## Document segment
==================================================

I like cooking from Aussie cookbooks because I don’t have to worry about measurement conversions and ingredient substitutions. This particular book was given me as a birthday present and the reason I love it, apart from the beautiful photography, is that it combines recipes from the best chefs in the country with one common theme: food rescue. I only got to try a handful of recipes this time but have bookmarked several more.
Gypsy chickpea hot pot with pears (recipe by celebrity chef Miguel Maestre): Ok, I admit this is a weird recipe for me to choose since I haven’t eaten many vegetarian legume-based dishes in the past 5 years, but it sounded good enough for me to try. I found it a bit too sweet for my now salt-loving palate and certainly very skinny on the protein content, but it was an enjoyable dish regardless. It is saucy, best enjoyed on top of rice.
Chicken mayonnaise (recipe by Damien Pignolet of The Bellevue Hotel): This is not a dish per se, but rather a template to throw together ingredients that you might have in hand to make a quick and delicious lunch. It’s similar to Peruvian salpicón de pollo, in which chicken, mayonnaise and avocado are the stars of the show.

==================================================

## Saved entries
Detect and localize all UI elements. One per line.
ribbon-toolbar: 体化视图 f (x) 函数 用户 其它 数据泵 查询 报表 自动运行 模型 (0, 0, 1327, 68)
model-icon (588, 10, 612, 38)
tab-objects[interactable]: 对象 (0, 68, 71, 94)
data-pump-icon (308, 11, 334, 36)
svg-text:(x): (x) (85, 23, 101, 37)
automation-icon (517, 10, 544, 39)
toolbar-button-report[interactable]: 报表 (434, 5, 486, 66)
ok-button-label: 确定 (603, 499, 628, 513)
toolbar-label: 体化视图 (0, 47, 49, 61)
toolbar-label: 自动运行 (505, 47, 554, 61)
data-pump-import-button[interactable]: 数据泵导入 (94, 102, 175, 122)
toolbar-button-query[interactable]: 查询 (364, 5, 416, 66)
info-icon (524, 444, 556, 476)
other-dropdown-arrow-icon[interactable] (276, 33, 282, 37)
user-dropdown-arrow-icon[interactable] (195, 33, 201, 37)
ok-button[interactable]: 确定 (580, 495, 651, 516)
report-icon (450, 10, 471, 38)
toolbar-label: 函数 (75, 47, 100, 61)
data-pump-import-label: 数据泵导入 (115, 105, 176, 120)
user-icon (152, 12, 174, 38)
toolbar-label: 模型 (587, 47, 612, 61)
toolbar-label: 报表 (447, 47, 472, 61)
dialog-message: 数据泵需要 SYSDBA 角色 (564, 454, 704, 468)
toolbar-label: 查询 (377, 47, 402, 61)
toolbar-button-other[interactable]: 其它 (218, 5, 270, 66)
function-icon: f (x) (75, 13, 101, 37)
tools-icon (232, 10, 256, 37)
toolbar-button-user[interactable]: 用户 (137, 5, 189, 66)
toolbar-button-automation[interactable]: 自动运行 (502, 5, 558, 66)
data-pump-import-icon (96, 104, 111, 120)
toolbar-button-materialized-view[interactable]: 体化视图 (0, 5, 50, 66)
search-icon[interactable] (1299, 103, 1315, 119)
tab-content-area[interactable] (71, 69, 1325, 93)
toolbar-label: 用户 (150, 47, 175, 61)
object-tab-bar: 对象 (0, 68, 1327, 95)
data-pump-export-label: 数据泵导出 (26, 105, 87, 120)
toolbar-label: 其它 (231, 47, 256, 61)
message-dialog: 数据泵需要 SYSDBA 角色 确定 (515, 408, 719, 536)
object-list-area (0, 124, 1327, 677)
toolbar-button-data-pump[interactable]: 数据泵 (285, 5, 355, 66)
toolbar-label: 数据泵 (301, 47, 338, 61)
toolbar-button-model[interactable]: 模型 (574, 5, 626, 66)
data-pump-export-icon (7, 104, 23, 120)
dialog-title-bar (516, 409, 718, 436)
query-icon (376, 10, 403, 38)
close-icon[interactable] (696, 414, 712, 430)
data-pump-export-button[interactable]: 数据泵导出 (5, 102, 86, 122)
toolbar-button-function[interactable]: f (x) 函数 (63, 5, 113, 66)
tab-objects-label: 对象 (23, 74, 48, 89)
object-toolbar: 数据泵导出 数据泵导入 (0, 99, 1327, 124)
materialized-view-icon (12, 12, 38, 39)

==================================================

## What you have to do
Answer these questions from the cookbook review:
(a) What common theme ties together the recipes in the book?
(b) What does the review say the chickpea hot pot is best enjoyed on top of?
(c) Which Peruvian dish is the chicken mayonnaise compared to?
The listing was taken from a separate source.

## Solution for this task
(a) Food rescue.
(b) Rice.
(c) Salpicón de pollo.